EXERCISE DETAILS: Find the number of lines containing the string "ymin" in the data. Answer with the number by itself.
==============================
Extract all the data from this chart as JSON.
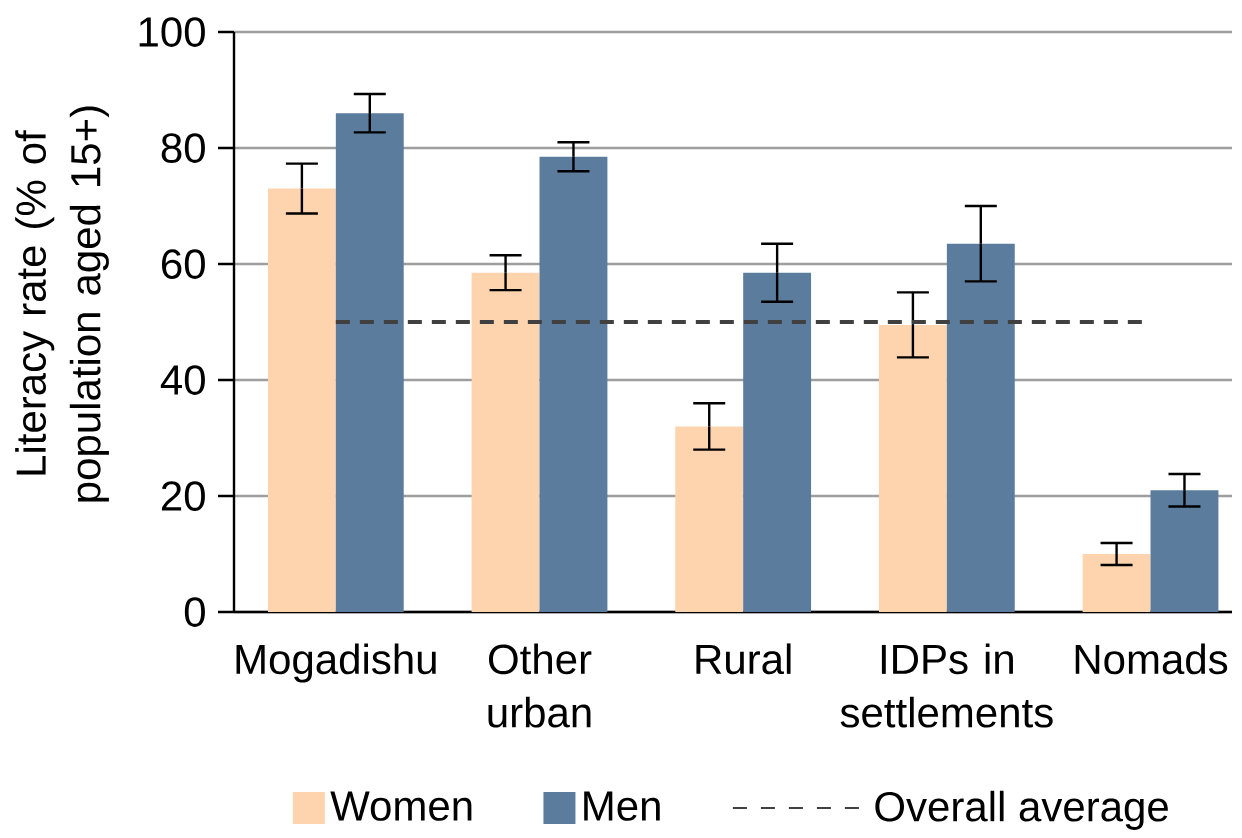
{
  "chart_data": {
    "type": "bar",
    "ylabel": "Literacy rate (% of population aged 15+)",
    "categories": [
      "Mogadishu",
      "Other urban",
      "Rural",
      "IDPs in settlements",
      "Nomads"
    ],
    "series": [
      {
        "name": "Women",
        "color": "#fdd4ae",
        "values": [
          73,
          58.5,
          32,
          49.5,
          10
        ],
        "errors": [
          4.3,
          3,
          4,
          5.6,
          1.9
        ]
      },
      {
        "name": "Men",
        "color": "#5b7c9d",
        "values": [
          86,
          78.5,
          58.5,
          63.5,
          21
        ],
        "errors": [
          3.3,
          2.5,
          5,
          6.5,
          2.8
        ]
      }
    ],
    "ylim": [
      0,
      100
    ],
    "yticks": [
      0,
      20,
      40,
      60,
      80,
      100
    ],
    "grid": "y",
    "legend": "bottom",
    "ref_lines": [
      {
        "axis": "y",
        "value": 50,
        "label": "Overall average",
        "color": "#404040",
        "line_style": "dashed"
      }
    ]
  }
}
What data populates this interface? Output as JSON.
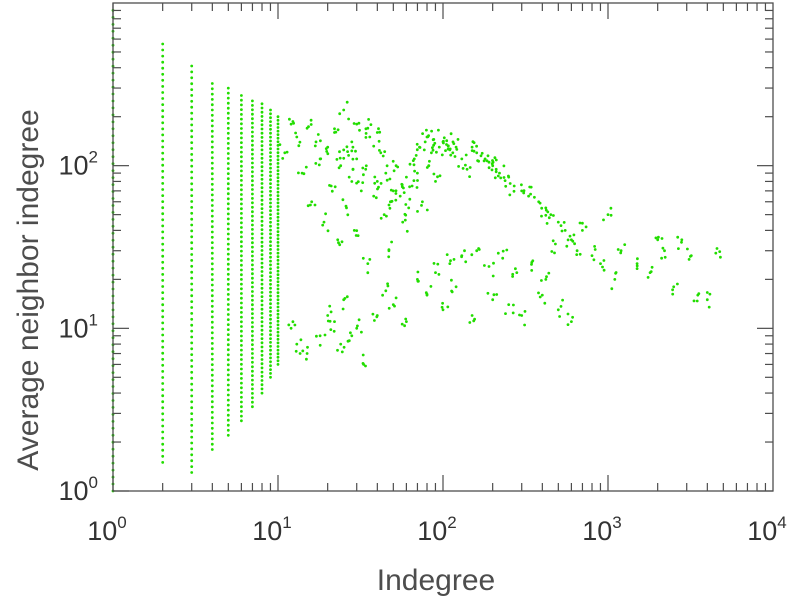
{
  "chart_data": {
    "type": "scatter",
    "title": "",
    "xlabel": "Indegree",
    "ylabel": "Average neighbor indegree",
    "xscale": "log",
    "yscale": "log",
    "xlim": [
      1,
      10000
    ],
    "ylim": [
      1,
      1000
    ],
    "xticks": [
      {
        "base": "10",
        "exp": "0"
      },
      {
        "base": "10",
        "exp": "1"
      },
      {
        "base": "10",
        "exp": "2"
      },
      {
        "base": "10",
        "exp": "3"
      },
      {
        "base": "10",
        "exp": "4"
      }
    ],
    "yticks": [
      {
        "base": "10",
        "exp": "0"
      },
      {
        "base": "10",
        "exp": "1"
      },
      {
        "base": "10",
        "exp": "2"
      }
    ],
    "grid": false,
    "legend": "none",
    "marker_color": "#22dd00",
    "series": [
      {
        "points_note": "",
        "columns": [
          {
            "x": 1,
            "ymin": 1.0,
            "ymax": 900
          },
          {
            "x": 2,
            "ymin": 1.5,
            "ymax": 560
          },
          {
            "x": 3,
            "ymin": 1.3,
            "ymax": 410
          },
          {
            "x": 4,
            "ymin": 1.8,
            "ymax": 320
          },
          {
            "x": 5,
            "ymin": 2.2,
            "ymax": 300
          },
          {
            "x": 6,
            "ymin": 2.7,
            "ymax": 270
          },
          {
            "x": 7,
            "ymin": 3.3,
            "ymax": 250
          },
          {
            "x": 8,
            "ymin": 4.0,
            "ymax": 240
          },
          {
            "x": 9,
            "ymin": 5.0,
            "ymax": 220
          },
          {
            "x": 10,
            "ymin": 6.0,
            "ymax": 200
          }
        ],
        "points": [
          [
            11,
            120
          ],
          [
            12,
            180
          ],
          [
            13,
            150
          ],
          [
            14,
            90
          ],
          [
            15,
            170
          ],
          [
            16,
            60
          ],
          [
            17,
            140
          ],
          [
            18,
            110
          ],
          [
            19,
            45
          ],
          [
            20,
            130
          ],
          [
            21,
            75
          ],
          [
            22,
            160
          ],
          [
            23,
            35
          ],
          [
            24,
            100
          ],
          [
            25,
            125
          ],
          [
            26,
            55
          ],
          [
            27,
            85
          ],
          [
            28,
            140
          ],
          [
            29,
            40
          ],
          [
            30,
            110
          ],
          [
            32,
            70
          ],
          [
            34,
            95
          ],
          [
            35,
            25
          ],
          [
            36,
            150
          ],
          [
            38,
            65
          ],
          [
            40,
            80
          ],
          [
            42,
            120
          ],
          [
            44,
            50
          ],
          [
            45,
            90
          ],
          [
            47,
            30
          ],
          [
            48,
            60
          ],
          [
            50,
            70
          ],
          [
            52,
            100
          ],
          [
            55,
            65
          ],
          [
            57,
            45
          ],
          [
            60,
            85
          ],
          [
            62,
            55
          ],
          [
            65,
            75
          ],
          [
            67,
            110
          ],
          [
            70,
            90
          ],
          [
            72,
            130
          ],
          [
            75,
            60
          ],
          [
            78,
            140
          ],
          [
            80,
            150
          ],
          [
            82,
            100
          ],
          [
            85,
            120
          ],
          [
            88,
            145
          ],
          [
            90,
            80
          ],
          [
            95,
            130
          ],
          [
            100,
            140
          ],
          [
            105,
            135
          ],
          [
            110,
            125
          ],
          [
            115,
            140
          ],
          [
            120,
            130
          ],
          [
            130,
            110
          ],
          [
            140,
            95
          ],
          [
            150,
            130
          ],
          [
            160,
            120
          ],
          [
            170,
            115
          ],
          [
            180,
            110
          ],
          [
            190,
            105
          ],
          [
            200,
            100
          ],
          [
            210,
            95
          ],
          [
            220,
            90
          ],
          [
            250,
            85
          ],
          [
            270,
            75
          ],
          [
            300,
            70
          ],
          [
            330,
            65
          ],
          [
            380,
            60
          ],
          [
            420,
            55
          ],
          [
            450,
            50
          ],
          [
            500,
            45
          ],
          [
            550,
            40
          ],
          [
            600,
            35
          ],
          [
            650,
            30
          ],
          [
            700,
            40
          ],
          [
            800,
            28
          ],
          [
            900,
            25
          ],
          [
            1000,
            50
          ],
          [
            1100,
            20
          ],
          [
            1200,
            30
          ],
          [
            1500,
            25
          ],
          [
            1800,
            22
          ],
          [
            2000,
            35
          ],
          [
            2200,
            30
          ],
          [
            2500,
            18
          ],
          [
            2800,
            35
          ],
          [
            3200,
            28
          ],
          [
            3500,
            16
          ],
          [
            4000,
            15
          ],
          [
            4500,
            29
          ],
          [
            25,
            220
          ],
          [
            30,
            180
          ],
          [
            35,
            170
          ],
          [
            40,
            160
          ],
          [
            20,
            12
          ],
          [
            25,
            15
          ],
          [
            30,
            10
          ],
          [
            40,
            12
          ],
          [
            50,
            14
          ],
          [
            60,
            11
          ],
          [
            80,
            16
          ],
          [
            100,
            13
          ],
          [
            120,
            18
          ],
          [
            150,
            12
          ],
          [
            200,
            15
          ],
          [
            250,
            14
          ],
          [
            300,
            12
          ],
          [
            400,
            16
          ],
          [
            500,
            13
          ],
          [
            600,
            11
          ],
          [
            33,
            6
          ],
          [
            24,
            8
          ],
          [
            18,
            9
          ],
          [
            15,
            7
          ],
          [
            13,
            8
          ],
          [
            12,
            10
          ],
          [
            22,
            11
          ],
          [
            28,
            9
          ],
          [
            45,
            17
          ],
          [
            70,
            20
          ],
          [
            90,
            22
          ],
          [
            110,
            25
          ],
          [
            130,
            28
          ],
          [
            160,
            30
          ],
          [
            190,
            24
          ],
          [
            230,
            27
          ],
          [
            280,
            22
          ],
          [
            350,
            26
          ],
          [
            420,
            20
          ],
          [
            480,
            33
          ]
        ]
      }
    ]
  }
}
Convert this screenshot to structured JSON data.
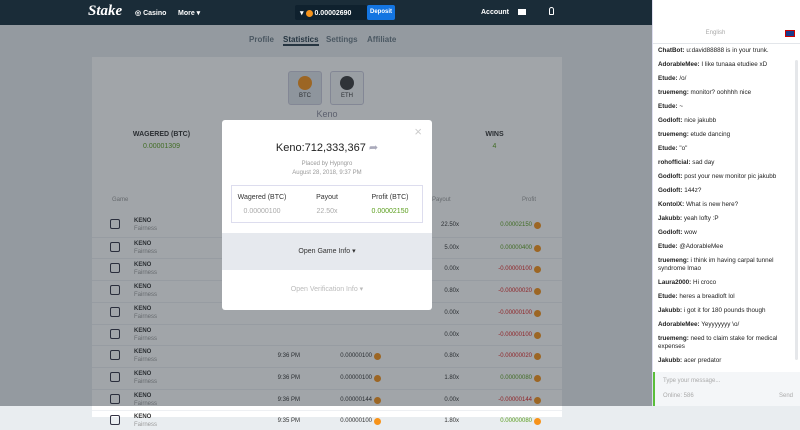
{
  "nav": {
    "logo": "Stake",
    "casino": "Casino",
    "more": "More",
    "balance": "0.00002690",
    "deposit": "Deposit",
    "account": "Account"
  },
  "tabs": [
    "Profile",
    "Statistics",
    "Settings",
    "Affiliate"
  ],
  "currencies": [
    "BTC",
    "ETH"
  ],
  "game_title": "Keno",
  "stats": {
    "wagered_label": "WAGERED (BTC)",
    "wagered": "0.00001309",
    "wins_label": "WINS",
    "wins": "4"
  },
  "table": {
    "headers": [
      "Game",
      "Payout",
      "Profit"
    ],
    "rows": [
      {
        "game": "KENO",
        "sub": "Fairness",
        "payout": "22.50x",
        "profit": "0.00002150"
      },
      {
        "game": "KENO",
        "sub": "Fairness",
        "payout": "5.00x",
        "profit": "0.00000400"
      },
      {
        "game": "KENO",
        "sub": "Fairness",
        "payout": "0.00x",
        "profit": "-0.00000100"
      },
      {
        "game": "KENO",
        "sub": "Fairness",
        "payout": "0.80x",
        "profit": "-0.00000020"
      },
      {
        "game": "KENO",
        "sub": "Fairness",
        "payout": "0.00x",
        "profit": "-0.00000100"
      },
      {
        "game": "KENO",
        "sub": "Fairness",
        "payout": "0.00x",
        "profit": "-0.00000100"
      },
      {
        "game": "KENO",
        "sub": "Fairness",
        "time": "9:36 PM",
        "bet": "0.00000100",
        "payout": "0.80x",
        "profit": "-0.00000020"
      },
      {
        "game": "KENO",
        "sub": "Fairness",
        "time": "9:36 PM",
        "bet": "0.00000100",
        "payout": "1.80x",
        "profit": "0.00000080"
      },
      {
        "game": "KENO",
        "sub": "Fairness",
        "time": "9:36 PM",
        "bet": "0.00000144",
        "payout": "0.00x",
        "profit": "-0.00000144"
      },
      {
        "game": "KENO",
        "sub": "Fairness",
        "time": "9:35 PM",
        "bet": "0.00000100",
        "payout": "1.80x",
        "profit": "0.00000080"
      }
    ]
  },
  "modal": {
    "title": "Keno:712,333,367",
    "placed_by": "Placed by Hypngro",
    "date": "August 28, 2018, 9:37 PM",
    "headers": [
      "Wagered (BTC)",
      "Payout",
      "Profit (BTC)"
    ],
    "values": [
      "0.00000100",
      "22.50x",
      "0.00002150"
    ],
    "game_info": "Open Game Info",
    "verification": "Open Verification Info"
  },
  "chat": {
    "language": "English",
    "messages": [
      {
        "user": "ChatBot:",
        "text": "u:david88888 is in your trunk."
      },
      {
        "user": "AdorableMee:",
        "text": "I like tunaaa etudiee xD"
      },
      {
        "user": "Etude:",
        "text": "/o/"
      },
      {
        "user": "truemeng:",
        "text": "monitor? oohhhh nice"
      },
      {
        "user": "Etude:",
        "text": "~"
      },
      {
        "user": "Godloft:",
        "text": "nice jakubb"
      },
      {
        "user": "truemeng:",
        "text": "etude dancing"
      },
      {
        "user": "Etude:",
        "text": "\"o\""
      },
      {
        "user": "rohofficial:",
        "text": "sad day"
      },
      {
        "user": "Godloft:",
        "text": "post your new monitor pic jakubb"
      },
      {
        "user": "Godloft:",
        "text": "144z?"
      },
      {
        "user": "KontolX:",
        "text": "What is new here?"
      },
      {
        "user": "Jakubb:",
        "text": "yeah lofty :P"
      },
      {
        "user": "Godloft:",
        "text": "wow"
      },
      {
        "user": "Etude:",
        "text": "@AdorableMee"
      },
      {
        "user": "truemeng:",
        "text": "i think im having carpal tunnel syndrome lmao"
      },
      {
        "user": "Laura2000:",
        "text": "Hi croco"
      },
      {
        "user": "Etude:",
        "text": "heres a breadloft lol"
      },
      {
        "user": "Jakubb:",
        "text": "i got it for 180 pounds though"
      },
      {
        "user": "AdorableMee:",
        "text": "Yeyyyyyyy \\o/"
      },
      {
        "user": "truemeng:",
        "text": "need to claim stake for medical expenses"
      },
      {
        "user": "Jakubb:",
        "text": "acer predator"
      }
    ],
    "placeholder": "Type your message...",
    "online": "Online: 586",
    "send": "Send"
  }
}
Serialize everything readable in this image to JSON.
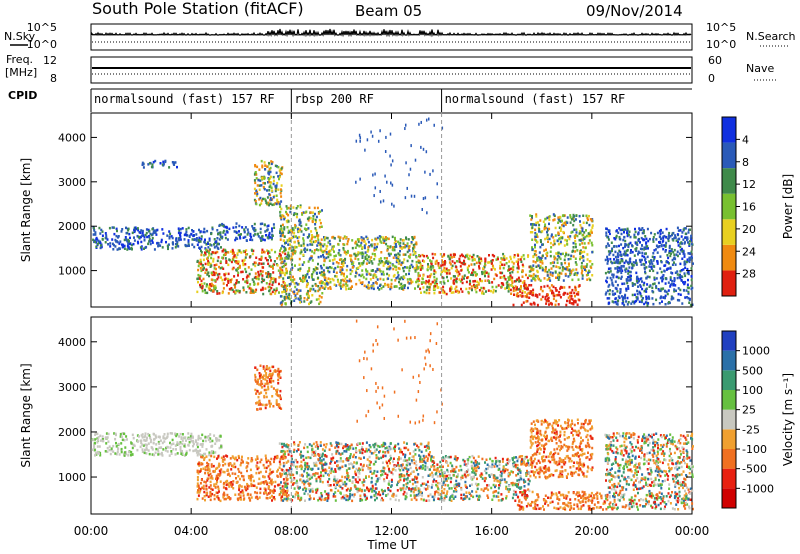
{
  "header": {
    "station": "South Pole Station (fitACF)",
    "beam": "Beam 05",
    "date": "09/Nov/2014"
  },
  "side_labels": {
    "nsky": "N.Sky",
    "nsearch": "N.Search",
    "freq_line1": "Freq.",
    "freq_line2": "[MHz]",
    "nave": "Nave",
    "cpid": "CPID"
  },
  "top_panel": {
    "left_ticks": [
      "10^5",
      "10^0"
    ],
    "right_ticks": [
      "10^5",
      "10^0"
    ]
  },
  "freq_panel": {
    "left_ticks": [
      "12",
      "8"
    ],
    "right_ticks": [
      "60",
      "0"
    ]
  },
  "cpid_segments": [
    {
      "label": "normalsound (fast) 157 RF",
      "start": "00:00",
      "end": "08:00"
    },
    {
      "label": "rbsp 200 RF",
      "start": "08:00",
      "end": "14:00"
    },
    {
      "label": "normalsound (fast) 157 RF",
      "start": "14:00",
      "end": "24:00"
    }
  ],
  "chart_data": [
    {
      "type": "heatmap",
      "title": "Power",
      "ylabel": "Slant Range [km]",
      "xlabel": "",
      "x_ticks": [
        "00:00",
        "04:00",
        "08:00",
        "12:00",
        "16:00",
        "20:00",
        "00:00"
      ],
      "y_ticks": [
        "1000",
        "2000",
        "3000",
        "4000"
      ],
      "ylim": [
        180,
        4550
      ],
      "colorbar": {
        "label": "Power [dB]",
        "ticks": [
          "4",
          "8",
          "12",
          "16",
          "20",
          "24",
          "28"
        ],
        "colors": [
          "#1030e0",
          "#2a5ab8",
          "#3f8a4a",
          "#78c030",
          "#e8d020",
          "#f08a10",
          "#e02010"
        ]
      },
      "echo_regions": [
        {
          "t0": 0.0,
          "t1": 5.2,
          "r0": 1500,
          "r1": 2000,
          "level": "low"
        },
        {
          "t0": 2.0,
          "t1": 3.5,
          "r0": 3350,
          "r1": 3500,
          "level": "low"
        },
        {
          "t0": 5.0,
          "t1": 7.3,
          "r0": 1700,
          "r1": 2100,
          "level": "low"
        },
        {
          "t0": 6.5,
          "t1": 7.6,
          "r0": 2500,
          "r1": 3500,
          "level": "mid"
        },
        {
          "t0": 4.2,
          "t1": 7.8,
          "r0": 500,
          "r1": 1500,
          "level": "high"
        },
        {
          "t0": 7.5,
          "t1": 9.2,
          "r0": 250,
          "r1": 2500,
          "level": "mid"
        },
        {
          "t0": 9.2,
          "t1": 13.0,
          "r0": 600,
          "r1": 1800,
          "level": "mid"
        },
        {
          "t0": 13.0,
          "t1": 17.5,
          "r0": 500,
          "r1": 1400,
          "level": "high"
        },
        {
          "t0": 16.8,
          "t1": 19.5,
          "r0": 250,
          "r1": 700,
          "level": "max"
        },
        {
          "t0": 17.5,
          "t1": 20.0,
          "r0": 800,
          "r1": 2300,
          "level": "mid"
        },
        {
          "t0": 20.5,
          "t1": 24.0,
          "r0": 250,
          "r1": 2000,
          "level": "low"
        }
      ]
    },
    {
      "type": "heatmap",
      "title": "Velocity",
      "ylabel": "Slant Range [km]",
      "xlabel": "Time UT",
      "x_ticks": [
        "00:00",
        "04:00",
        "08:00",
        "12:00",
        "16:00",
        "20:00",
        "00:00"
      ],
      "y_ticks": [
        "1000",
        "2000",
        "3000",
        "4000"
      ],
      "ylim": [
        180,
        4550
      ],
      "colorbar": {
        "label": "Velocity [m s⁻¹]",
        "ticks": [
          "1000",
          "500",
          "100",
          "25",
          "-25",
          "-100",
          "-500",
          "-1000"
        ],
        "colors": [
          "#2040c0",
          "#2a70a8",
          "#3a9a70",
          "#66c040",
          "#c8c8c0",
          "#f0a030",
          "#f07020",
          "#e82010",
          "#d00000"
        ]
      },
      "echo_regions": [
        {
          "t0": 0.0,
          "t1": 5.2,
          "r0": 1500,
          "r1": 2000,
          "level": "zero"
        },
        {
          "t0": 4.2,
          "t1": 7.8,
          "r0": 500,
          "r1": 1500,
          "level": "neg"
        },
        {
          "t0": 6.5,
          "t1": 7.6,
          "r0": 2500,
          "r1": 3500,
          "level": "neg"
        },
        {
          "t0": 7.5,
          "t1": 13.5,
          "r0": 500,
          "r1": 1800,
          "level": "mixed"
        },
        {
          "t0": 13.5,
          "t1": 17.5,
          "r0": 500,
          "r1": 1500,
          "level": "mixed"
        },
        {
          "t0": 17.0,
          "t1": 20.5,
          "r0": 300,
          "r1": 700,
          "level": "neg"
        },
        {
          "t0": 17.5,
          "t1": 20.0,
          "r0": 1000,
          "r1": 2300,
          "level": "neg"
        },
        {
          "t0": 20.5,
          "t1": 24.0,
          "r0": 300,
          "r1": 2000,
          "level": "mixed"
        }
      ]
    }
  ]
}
==============================
THE ANSWER: 10